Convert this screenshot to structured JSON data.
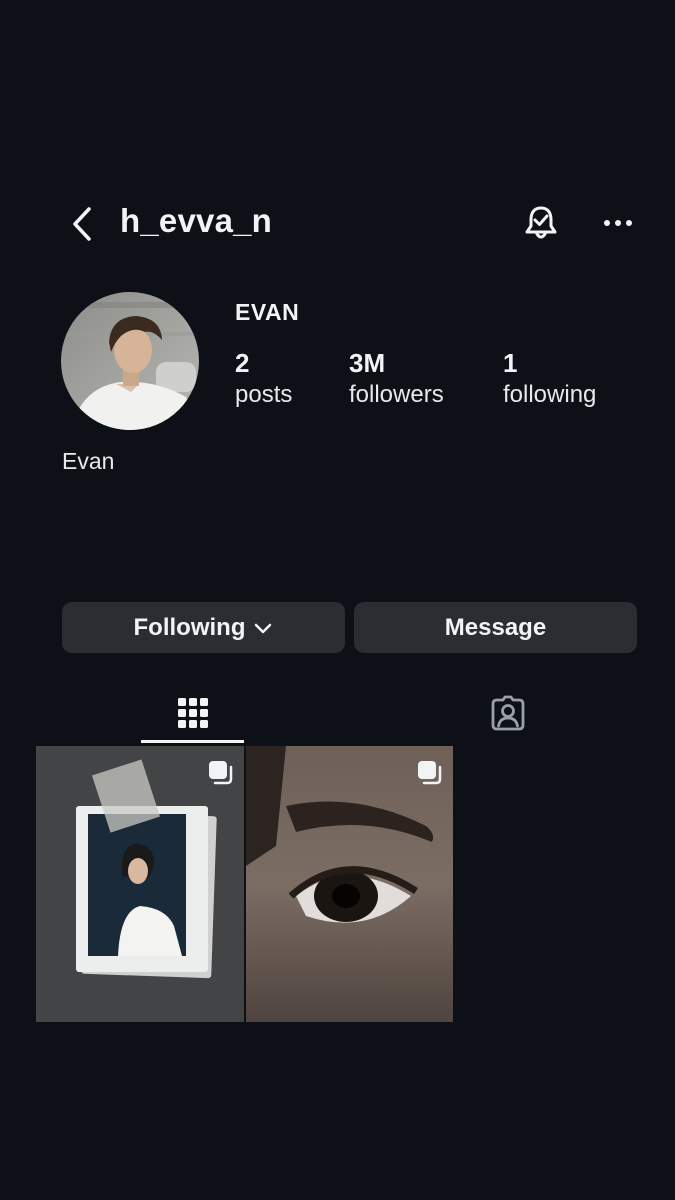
{
  "header": {
    "username": "h_evva_n",
    "back_icon": "chevron-left-icon",
    "bell_icon": "bell-check-icon",
    "more_icon": "more-horizontal-icon"
  },
  "profile": {
    "display_name": "EVAN",
    "bio": "Evan",
    "stats": {
      "posts": {
        "value": "2",
        "label": "posts"
      },
      "followers": {
        "value": "3M",
        "label": "followers"
      },
      "following": {
        "value": "1",
        "label": "following"
      }
    }
  },
  "actions": {
    "following_label": "Following",
    "message_label": "Message"
  },
  "tabs": {
    "grid_icon": "grid-icon",
    "tagged_icon": "tagged-person-icon"
  },
  "posts": [
    {
      "type": "polaroid-photo",
      "multi_icon": "multiple-images-icon"
    },
    {
      "type": "eye-closeup-photo",
      "multi_icon": "multiple-images-icon"
    }
  ],
  "colors": {
    "background": "#0d1117",
    "button": "#2a2e33",
    "text": "#f2f3f5"
  }
}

_Problem description_:
Quote in full the listing given above; the images are to be left out.

_Result of the task_:
Convert this screenshot to structured JSON data.
{
  "header": {
    "username": "h_evva_n",
    "back_icon": "chevron-left-icon",
    "bell_icon": "bell-check-icon",
    "more_icon": "more-horizontal-icon"
  },
  "profile": {
    "display_name": "EVAN",
    "bio": "Evan",
    "stats": {
      "posts": {
        "value": "2",
        "label": "posts"
      },
      "followers": {
        "value": "3M",
        "label": "followers"
      },
      "following": {
        "value": "1",
        "label": "following"
      }
    }
  },
  "actions": {
    "following_label": "Following",
    "message_label": "Message"
  },
  "tabs": {
    "grid_icon": "grid-icon",
    "tagged_icon": "tagged-person-icon"
  },
  "posts": [
    {
      "type": "polaroid-photo",
      "multi_icon": "multiple-images-icon"
    },
    {
      "type": "eye-closeup-photo",
      "multi_icon": "multiple-images-icon"
    }
  ],
  "colors": {
    "background": "#0d1117",
    "button": "#2a2e33",
    "text": "#f2f3f5"
  }
}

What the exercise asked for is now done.